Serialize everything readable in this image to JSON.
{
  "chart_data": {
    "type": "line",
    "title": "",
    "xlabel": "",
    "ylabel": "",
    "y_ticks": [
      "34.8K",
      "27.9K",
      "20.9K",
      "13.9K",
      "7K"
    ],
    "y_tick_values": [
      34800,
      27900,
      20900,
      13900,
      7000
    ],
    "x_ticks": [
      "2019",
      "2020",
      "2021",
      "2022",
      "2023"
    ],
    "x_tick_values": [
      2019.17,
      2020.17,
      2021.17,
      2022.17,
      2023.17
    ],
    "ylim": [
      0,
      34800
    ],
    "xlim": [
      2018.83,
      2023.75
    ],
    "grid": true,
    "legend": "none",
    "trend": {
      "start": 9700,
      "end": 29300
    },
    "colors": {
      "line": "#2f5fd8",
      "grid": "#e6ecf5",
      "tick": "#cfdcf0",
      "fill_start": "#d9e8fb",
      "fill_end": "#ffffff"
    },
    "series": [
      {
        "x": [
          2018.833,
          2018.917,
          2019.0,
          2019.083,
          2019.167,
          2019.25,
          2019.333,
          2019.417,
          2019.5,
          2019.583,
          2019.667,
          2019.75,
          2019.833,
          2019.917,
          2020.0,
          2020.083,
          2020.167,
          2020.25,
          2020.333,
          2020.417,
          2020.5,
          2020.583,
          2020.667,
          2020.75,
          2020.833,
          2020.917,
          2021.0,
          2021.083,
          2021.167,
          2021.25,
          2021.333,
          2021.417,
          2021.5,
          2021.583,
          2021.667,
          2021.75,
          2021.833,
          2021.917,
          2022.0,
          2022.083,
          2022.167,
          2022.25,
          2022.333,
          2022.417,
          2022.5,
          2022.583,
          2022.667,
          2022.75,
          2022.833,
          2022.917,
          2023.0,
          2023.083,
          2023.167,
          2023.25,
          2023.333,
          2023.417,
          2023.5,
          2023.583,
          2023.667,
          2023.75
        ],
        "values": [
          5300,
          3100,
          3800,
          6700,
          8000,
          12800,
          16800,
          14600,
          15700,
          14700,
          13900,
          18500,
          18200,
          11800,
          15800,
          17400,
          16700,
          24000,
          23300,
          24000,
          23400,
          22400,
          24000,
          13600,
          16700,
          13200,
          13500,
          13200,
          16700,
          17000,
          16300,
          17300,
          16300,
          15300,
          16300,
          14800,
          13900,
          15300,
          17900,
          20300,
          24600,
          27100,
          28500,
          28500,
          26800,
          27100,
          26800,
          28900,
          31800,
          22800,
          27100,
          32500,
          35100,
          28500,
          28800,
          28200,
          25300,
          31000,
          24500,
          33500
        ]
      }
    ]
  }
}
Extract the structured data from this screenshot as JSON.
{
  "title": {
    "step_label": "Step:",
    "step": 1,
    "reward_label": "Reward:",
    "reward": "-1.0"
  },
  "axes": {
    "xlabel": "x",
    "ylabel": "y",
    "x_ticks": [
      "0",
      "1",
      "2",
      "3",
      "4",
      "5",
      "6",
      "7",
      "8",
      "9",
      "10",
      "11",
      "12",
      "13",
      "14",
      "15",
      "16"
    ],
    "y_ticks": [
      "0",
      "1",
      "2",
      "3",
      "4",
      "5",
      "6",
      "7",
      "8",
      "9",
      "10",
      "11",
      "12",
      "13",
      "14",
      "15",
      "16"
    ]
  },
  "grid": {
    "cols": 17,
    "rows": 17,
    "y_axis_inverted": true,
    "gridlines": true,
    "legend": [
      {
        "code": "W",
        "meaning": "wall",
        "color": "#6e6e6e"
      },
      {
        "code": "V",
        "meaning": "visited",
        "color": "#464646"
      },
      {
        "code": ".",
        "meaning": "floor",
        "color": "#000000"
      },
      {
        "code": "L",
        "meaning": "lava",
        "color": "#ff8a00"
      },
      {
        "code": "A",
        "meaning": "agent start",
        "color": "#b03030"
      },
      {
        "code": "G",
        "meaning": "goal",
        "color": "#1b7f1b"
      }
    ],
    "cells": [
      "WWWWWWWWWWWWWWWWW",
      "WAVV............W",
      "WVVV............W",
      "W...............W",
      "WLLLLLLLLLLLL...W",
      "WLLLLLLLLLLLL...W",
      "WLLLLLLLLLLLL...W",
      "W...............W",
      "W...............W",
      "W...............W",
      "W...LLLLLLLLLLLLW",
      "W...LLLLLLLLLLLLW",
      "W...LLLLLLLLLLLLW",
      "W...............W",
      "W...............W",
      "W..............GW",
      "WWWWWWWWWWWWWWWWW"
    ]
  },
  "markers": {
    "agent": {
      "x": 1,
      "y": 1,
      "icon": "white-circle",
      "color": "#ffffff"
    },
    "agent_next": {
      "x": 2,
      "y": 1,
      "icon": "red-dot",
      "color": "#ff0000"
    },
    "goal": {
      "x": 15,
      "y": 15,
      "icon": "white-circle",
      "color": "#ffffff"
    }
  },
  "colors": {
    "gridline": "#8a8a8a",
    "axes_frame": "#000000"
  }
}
*****
TASK DETAILS » Write out every record shown above, word for word.

PROBLEM SOLUTION »
Serialize everything readable in this image to JSON.
{
  "chart_data": {
    "type": "line",
    "title": "",
    "xlabel": "",
    "ylabel": "",
    "y_ticks": [
      "34.8K",
      "27.9K",
      "20.9K",
      "13.9K",
      "7K"
    ],
    "y_tick_values": [
      34800,
      27900,
      20900,
      13900,
      7000
    ],
    "x_ticks": [
      "2019",
      "2020",
      "2021",
      "2022",
      "2023"
    ],
    "x_tick_values": [
      2019.17,
      2020.17,
      2021.17,
      2022.17,
      2023.17
    ],
    "ylim": [
      0,
      34800
    ],
    "xlim": [
      2018.83,
      2023.75
    ],
    "grid": true,
    "legend": "none",
    "trend": {
      "start": 9700,
      "end": 29300
    },
    "colors": {
      "line": "#2f5fd8",
      "grid": "#e6ecf5",
      "tick": "#cfdcf0",
      "fill_start": "#d9e8fb",
      "fill_end": "#ffffff"
    },
    "series": [
      {
        "x": [
          2018.833,
          2018.917,
          2019.0,
          2019.083,
          2019.167,
          2019.25,
          2019.333,
          2019.417,
          2019.5,
          2019.583,
          2019.667,
          2019.75,
          2019.833,
          2019.917,
          2020.0,
          2020.083,
          2020.167,
          2020.25,
          2020.333,
          2020.417,
          2020.5,
          2020.583,
          2020.667,
          2020.75,
          2020.833,
          2020.917,
          2021.0,
          2021.083,
          2021.167,
          2021.25,
          2021.333,
          2021.417,
          2021.5,
          2021.583,
          2021.667,
          2021.75,
          2021.833,
          2021.917,
          2022.0,
          2022.083,
          2022.167,
          2022.25,
          2022.333,
          2022.417,
          2022.5,
          2022.583,
          2022.667,
          2022.75,
          2022.833,
          2022.917,
          2023.0,
          2023.083,
          2023.167,
          2023.25,
          2023.333,
          2023.417,
          2023.5,
          2023.583,
          2023.667,
          2023.75
        ],
        "values": [
          5300,
          3100,
          3800,
          6700,
          8000,
          12800,
          16800,
          14600,
          15700,
          14700,
          13900,
          18500,
          18200,
          11800,
          15800,
          17400,
          16700,
          24000,
          23300,
          24000,
          23400,
          22400,
          24000,
          13600,
          16700,
          13200,
          13500,
          13200,
          16700,
          17000,
          16300,
          17300,
          16300,
          15300,
          16300,
          14800,
          13900,
          15300,
          17900,
          20300,
          24600,
          27100,
          28500,
          28500,
          26800,
          27100,
          26800,
          28900,
          31800,
          22800,
          27100,
          32500,
          35100,
          28500,
          28800,
          28200,
          25300,
          31000,
          24500,
          33500
        ]
      }
    ]
  }
}
Extract the structured data from this screenshot as JSON.
{
  "title": {
    "step_label": "Step:",
    "step": 1,
    "reward_label": "Reward:",
    "reward": "-1.0"
  },
  "axes": {
    "xlabel": "x",
    "ylabel": "y",
    "x_ticks": [
      "0",
      "1",
      "2",
      "3",
      "4",
      "5",
      "6",
      "7",
      "8",
      "9",
      "10",
      "11",
      "12",
      "13",
      "14",
      "15",
      "16"
    ],
    "y_ticks": [
      "0",
      "1",
      "2",
      "3",
      "4",
      "5",
      "6",
      "7",
      "8",
      "9",
      "10",
      "11",
      "12",
      "13",
      "14",
      "15",
      "16"
    ]
  },
  "grid": {
    "cols": 17,
    "rows": 17,
    "y_axis_inverted": true,
    "gridlines": true,
    "legend": [
      {
        "code": "W",
        "meaning": "wall",
        "color": "#6e6e6e"
      },
      {
        "code": "V",
        "meaning": "visited",
        "color": "#464646"
      },
      {
        "code": ".",
        "meaning": "floor",
        "color": "#000000"
      },
      {
        "code": "L",
        "meaning": "lava",
        "color": "#ff8a00"
      },
      {
        "code": "A",
        "meaning": "agent start",
        "color": "#b03030"
      },
      {
        "code": "G",
        "meaning": "goal",
        "color": "#1b7f1b"
      }
    ],
    "cells": [
      "WWWWWWWWWWWWWWWWW",
      "WAVV............W",
      "WVVV............W",
      "W...............W",
      "WLLLLLLLLLLLL...W",
      "WLLLLLLLLLLLL...W",
      "WLLLLLLLLLLLL...W",
      "W...............W",
      "W...............W",
      "W...............W",
      "W...LLLLLLLLLLLLW",
      "W...LLLLLLLLLLLLW",
      "W...LLLLLLLLLLLLW",
      "W...............W",
      "W...............W",
      "W..............GW",
      "WWWWWWWWWWWWWWWWW"
    ]
  },
  "markers": {
    "agent": {
      "x": 1,
      "y": 1,
      "icon": "white-circle",
      "color": "#ffffff"
    },
    "agent_next": {
      "x": 2,
      "y": 1,
      "icon": "red-dot",
      "color": "#ff0000"
    },
    "goal": {
      "x": 15,
      "y": 15,
      "icon": "white-circle",
      "color": "#ffffff"
    }
  },
  "colors": {
    "gridline": "#8a8a8a",
    "axes_frame": "#000000"
  }
}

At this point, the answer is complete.